§ **PROBLEM TO WORK ON**: Work through the entries below and report how many lines include "color". The number alone is the answer.

[Figure dataset records]
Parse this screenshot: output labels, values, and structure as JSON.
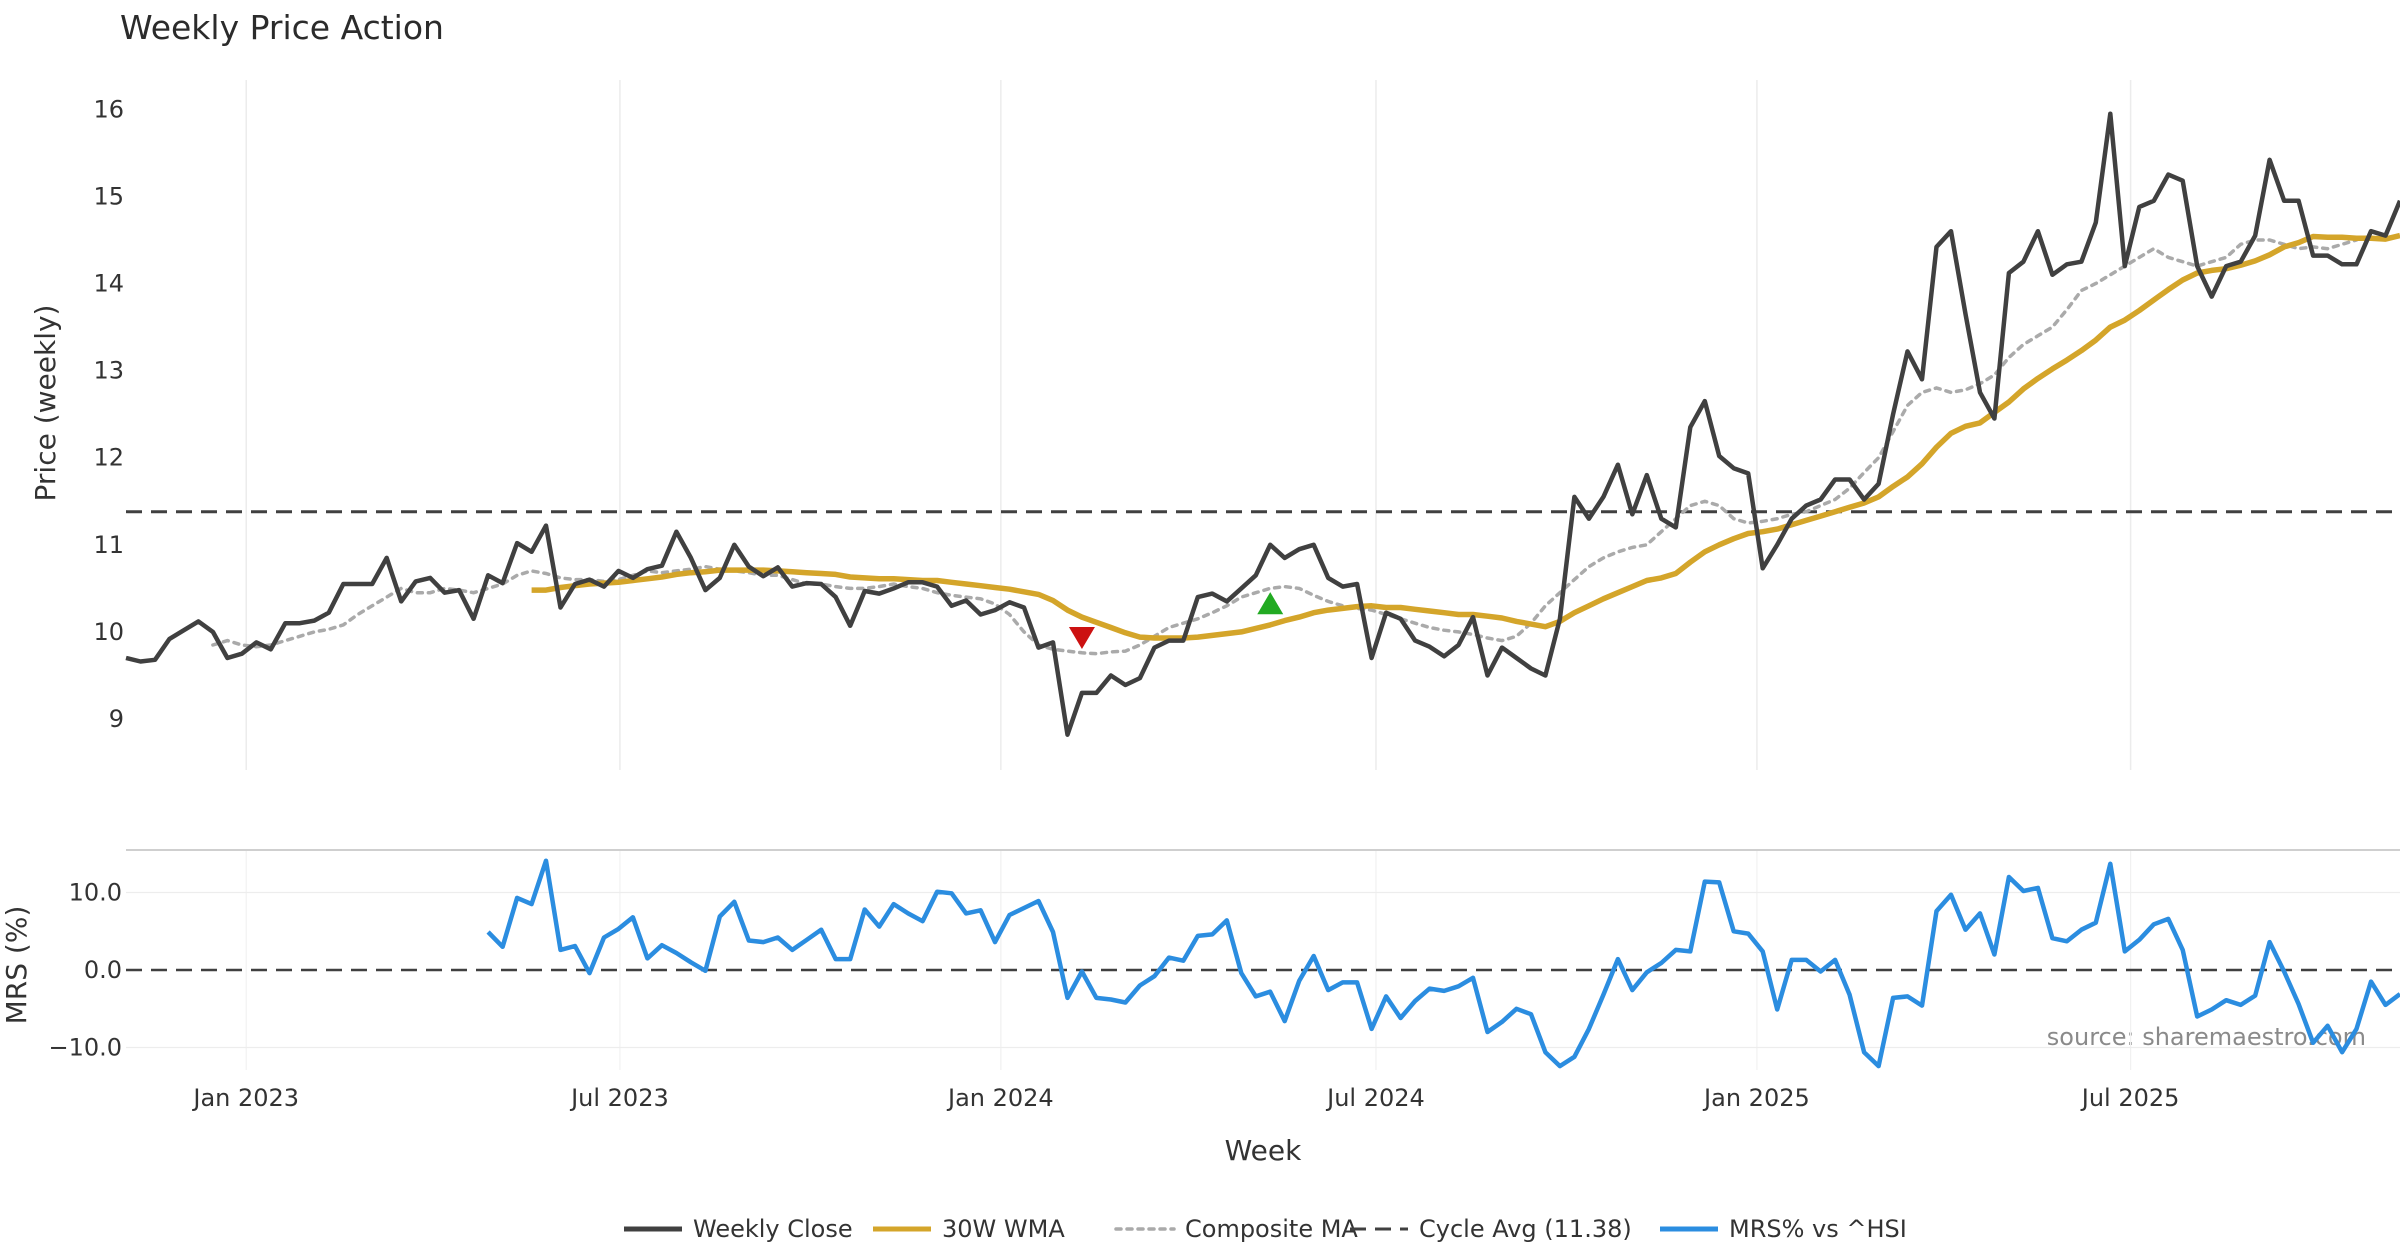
{
  "chart_data": [
    {
      "type": "line",
      "title": "Weekly Price Action",
      "ylabel": "Price (weekly)",
      "ylim": [
        8.4,
        16.4
      ],
      "yticks": [
        9,
        10,
        11,
        12,
        13,
        14,
        15,
        16
      ],
      "grid": "vertical",
      "hline": {
        "label": "Cycle Avg (11.38)",
        "value": 11.38
      },
      "x_start": "2022-11-04",
      "x_step_days": 7,
      "series": [
        {
          "name": "Weekly Close",
          "color": "#404040",
          "values": [
            9.7,
            9.66,
            9.68,
            9.92,
            10.02,
            10.12,
            10.0,
            9.7,
            9.75,
            9.88,
            9.8,
            10.1,
            10.1,
            10.13,
            10.22,
            10.55,
            10.55,
            10.55,
            10.85,
            10.35,
            10.58,
            10.62,
            10.45,
            10.48,
            10.15,
            10.65,
            10.56,
            11.02,
            10.92,
            11.22,
            10.28,
            10.55,
            10.6,
            10.52,
            10.7,
            10.62,
            10.72,
            10.76,
            11.15,
            10.85,
            10.48,
            10.62,
            11.0,
            10.75,
            10.64,
            10.74,
            10.52,
            10.56,
            10.55,
            10.4,
            10.07,
            10.47,
            10.44,
            10.5,
            10.57,
            10.57,
            10.52,
            10.3,
            10.36,
            10.2,
            10.25,
            10.34,
            10.28,
            9.82,
            9.88,
            8.82,
            9.3,
            9.3,
            9.5,
            9.39,
            9.47,
            9.82,
            9.9,
            9.9,
            10.4,
            10.44,
            10.35,
            10.5,
            10.65,
            11.0,
            10.85,
            10.95,
            11.0,
            10.62,
            10.52,
            10.55,
            9.7,
            10.22,
            10.15,
            9.9,
            9.83,
            9.72,
            9.85,
            10.17,
            9.5,
            9.82,
            9.7,
            9.58,
            9.5,
            10.15,
            11.55,
            11.3,
            11.55,
            11.92,
            11.35,
            11.8,
            11.3,
            11.2,
            12.35,
            12.65,
            12.02,
            11.88,
            11.82,
            10.73,
            11.0,
            11.3,
            11.45,
            11.52,
            11.75,
            11.75,
            11.52,
            11.7,
            12.5,
            13.22,
            12.9,
            14.42,
            14.6,
            13.65,
            12.75,
            12.45,
            14.12,
            14.25,
            14.6,
            14.1,
            14.22,
            14.25,
            14.7,
            15.95,
            14.2,
            14.88,
            14.95,
            15.25,
            15.18,
            14.2,
            13.85,
            14.2,
            14.25,
            14.55,
            15.42,
            14.95,
            14.95,
            14.32,
            14.32,
            14.22,
            14.22,
            14.6,
            14.55,
            14.95
          ]
        },
        {
          "name": "30W WMA",
          "color": "#d4a52a",
          "start_index": 28,
          "values": [
            10.48,
            10.48,
            10.51,
            10.53,
            10.55,
            10.56,
            10.57,
            10.59,
            10.61,
            10.63,
            10.66,
            10.68,
            10.69,
            10.71,
            10.71,
            10.71,
            10.71,
            10.7,
            10.69,
            10.68,
            10.67,
            10.66,
            10.63,
            10.62,
            10.61,
            10.61,
            10.6,
            10.59,
            10.59,
            10.57,
            10.55,
            10.53,
            10.51,
            10.49,
            10.46,
            10.43,
            10.36,
            10.25,
            10.17,
            10.11,
            10.05,
            9.99,
            9.94,
            9.93,
            9.93,
            9.93,
            9.94,
            9.96,
            9.98,
            10.0,
            10.04,
            10.08,
            10.13,
            10.17,
            10.22,
            10.25,
            10.27,
            10.29,
            10.3,
            10.28,
            10.28,
            10.26,
            10.24,
            10.22,
            10.2,
            10.2,
            10.18,
            10.16,
            10.12,
            10.09,
            10.06,
            10.12,
            10.22,
            10.3,
            10.38,
            10.45,
            10.52,
            10.59,
            10.62,
            10.67,
            10.8,
            10.92,
            11.0,
            11.07,
            11.13,
            11.15,
            11.18,
            11.23,
            11.28,
            11.33,
            11.38,
            11.43,
            11.48,
            11.55,
            11.67,
            11.78,
            11.93,
            12.12,
            12.28,
            12.36,
            12.4,
            12.52,
            12.64,
            12.79,
            12.91,
            13.02,
            13.12,
            13.23,
            13.35,
            13.5,
            13.58,
            13.69,
            13.81,
            13.93,
            14.04,
            14.12,
            14.15,
            14.17,
            14.21,
            14.26,
            14.33,
            14.42,
            14.47,
            14.54,
            14.53,
            14.53,
            14.52,
            14.52,
            14.51,
            14.55
          ]
        },
        {
          "name": "Composite MA",
          "color": "#aaaaaa",
          "start_index": 6,
          "values": [
            9.85,
            9.9,
            9.85,
            9.83,
            9.85,
            9.9,
            9.95,
            10.0,
            10.03,
            10.08,
            10.2,
            10.3,
            10.4,
            10.5,
            10.45,
            10.45,
            10.5,
            10.48,
            10.45,
            10.5,
            10.55,
            10.65,
            10.7,
            10.67,
            10.62,
            10.6,
            10.6,
            10.58,
            10.6,
            10.65,
            10.7,
            10.68,
            10.7,
            10.72,
            10.75,
            10.72,
            10.7,
            10.68,
            10.65,
            10.65,
            10.6,
            10.55,
            10.55,
            10.52,
            10.5,
            10.5,
            10.52,
            10.55,
            10.52,
            10.5,
            10.45,
            10.42,
            10.4,
            10.38,
            10.32,
            10.2,
            10.0,
            9.85,
            9.8,
            9.78,
            9.76,
            9.75,
            9.77,
            9.78,
            9.85,
            9.95,
            10.05,
            10.1,
            10.15,
            10.22,
            10.3,
            10.4,
            10.45,
            10.5,
            10.52,
            10.5,
            10.42,
            10.35,
            10.3,
            10.27,
            10.25,
            10.2,
            10.15,
            10.1,
            10.05,
            10.02,
            10.0,
            9.97,
            9.93,
            9.9,
            9.95,
            10.1,
            10.3,
            10.45,
            10.6,
            10.75,
            10.85,
            10.92,
            10.97,
            11.0,
            11.15,
            11.3,
            11.45,
            11.5,
            11.45,
            11.3,
            11.25,
            11.27,
            11.3,
            11.35,
            11.38,
            11.45,
            11.52,
            11.65,
            11.83,
            12.0,
            12.3,
            12.6,
            12.75,
            12.8,
            12.75,
            12.78,
            12.85,
            12.95,
            13.15,
            13.3,
            13.4,
            13.5,
            13.7,
            13.92,
            14.0,
            14.1,
            14.2,
            14.3,
            14.4,
            14.3,
            14.25,
            14.2,
            14.25,
            14.3,
            14.45,
            14.5,
            14.5,
            14.45,
            14.4,
            14.42,
            14.4,
            14.45,
            14.5
          ]
        }
      ],
      "markers": [
        {
          "type": "sell",
          "shape": "triangle-down",
          "color": "#cc1111",
          "x_index": 66,
          "y": 9.93
        },
        {
          "type": "buy",
          "shape": "triangle-up",
          "color": "#22aa22",
          "x_index": 79,
          "y": 10.33
        }
      ]
    },
    {
      "type": "line",
      "ylabel": "MRS (%)",
      "ylim": [
        -14,
        16
      ],
      "yticks": [
        -10,
        0,
        10
      ],
      "ytick_labels": [
        "−10.0",
        "0.0",
        "10.0"
      ],
      "hline": {
        "value": 0
      },
      "series": [
        {
          "name": "MRS% vs ^HSI",
          "color": "#2b8de0",
          "start_index": 25,
          "values": [
            4.9,
            3.0,
            9.3,
            8.5,
            14.1,
            2.6,
            3.1,
            -0.4,
            4.2,
            5.3,
            6.8,
            1.5,
            3.2,
            2.2,
            1.0,
            -0.1,
            6.9,
            8.8,
            3.8,
            3.6,
            4.2,
            2.6,
            3.9,
            5.2,
            1.4,
            1.4,
            7.8,
            5.6,
            8.5,
            7.3,
            6.3,
            10.1,
            9.9,
            7.3,
            7.7,
            3.6,
            7.1,
            8.0,
            8.9,
            4.9,
            -3.6,
            -0.2,
            -3.6,
            -3.8,
            -4.2,
            -2.0,
            -0.8,
            1.6,
            1.2,
            4.4,
            4.6,
            6.4,
            -0.4,
            -3.4,
            -2.8,
            -6.6,
            -1.4,
            1.8,
            -2.6,
            -1.6,
            -1.6,
            -7.6,
            -3.4,
            -6.2,
            -4.0,
            -2.4,
            -2.7,
            -2.1,
            -1.0,
            -8.0,
            -6.7,
            -5.0,
            -5.7,
            -10.6,
            -12.4,
            -11.2,
            -7.6,
            -3.2,
            1.4,
            -2.6,
            -0.3,
            0.9,
            2.6,
            2.4,
            11.4,
            11.3,
            5.0,
            4.7,
            2.4,
            -5.1,
            1.3,
            1.3,
            -0.2,
            1.3,
            -3.2,
            -10.6,
            -12.4,
            -3.6,
            -3.4,
            -4.6,
            7.6,
            9.7,
            5.2,
            7.3,
            2.0,
            12.0,
            10.2,
            10.6,
            4.1,
            3.7,
            5.2,
            6.1,
            13.7,
            2.4,
            3.9,
            5.9,
            6.6,
            2.6,
            -6.0,
            -5.1,
            -3.9,
            -4.5,
            -3.3,
            3.6,
            -0.2,
            -4.4,
            -9.4,
            -7.2,
            -10.6,
            -7.6,
            -1.5,
            -4.5,
            -3.1
          ]
        }
      ]
    }
  ],
  "x_axis": {
    "label": "Week",
    "ticks": [
      {
        "label": "Jan 2023",
        "index": 8.3
      },
      {
        "label": "Jul 2023",
        "index": 34.1
      },
      {
        "label": "Jan 2024",
        "index": 60.4
      },
      {
        "label": "Jul 2024",
        "index": 86.3
      },
      {
        "label": "Jan 2025",
        "index": 112.6
      },
      {
        "label": "Jul 2025",
        "index": 138.4
      }
    ]
  },
  "legend": {
    "placement": "bottom-center",
    "items": [
      {
        "label": "Weekly Close",
        "color": "#404040",
        "style": "solid"
      },
      {
        "label": "30W WMA",
        "color": "#d4a52a",
        "style": "solid"
      },
      {
        "label": "Composite MA",
        "color": "#aaaaaa",
        "style": "dotted"
      },
      {
        "label": "Cycle Avg (11.38)",
        "color": "#404040",
        "style": "dashed"
      },
      {
        "label": "MRS% vs ^HSI",
        "color": "#2b8de0",
        "style": "solid"
      }
    ]
  },
  "source": "source: sharemaestro.com"
}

§ **COMPLETED EXERCISE**: 11